MATERIALS PROVIDED.
╔══
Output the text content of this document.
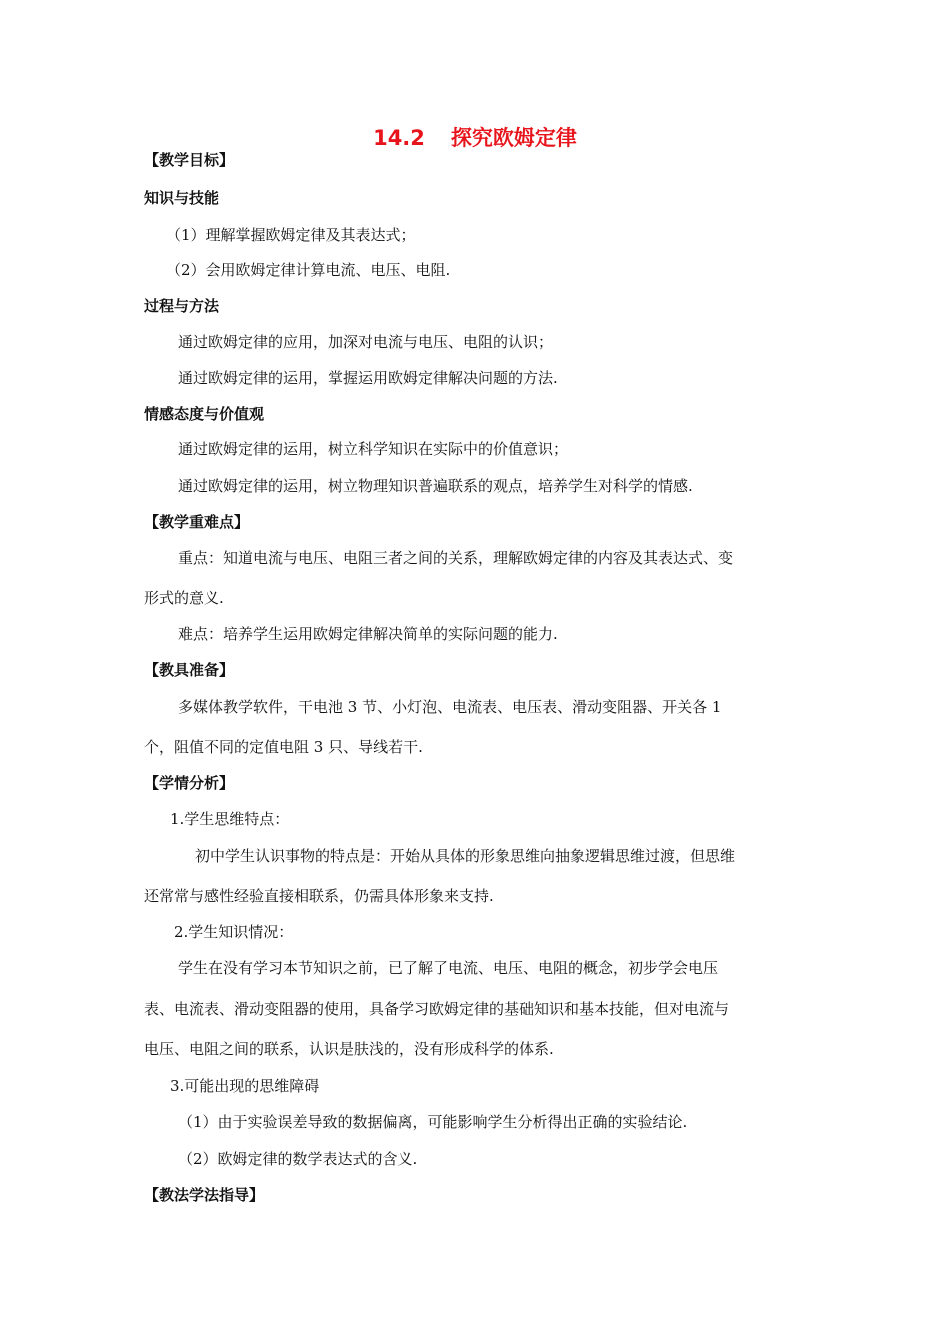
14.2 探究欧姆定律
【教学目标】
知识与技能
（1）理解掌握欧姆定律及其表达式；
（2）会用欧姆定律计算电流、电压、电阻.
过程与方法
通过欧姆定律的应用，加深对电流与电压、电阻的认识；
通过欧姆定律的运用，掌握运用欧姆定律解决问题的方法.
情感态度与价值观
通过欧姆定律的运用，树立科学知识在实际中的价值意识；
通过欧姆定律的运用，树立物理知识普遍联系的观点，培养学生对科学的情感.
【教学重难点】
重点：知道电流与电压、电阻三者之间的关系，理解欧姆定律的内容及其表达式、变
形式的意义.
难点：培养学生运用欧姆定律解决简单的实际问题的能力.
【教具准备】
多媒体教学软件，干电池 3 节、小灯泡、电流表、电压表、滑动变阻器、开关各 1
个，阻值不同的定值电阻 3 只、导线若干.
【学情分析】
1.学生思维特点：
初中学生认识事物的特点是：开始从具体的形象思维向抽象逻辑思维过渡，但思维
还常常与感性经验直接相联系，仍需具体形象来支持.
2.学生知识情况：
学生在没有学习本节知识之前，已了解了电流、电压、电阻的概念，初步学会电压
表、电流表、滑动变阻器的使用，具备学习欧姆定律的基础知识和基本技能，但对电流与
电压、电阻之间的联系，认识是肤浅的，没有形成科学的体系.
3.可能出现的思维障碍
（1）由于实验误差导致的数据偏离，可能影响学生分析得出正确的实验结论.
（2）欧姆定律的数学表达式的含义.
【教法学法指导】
╚══
WHAT IS BEING ASKED.
In the records above, how many lines contain the string "通过欧姆定律的运用"? State that number only.

EXERCISE SOLUTION.
3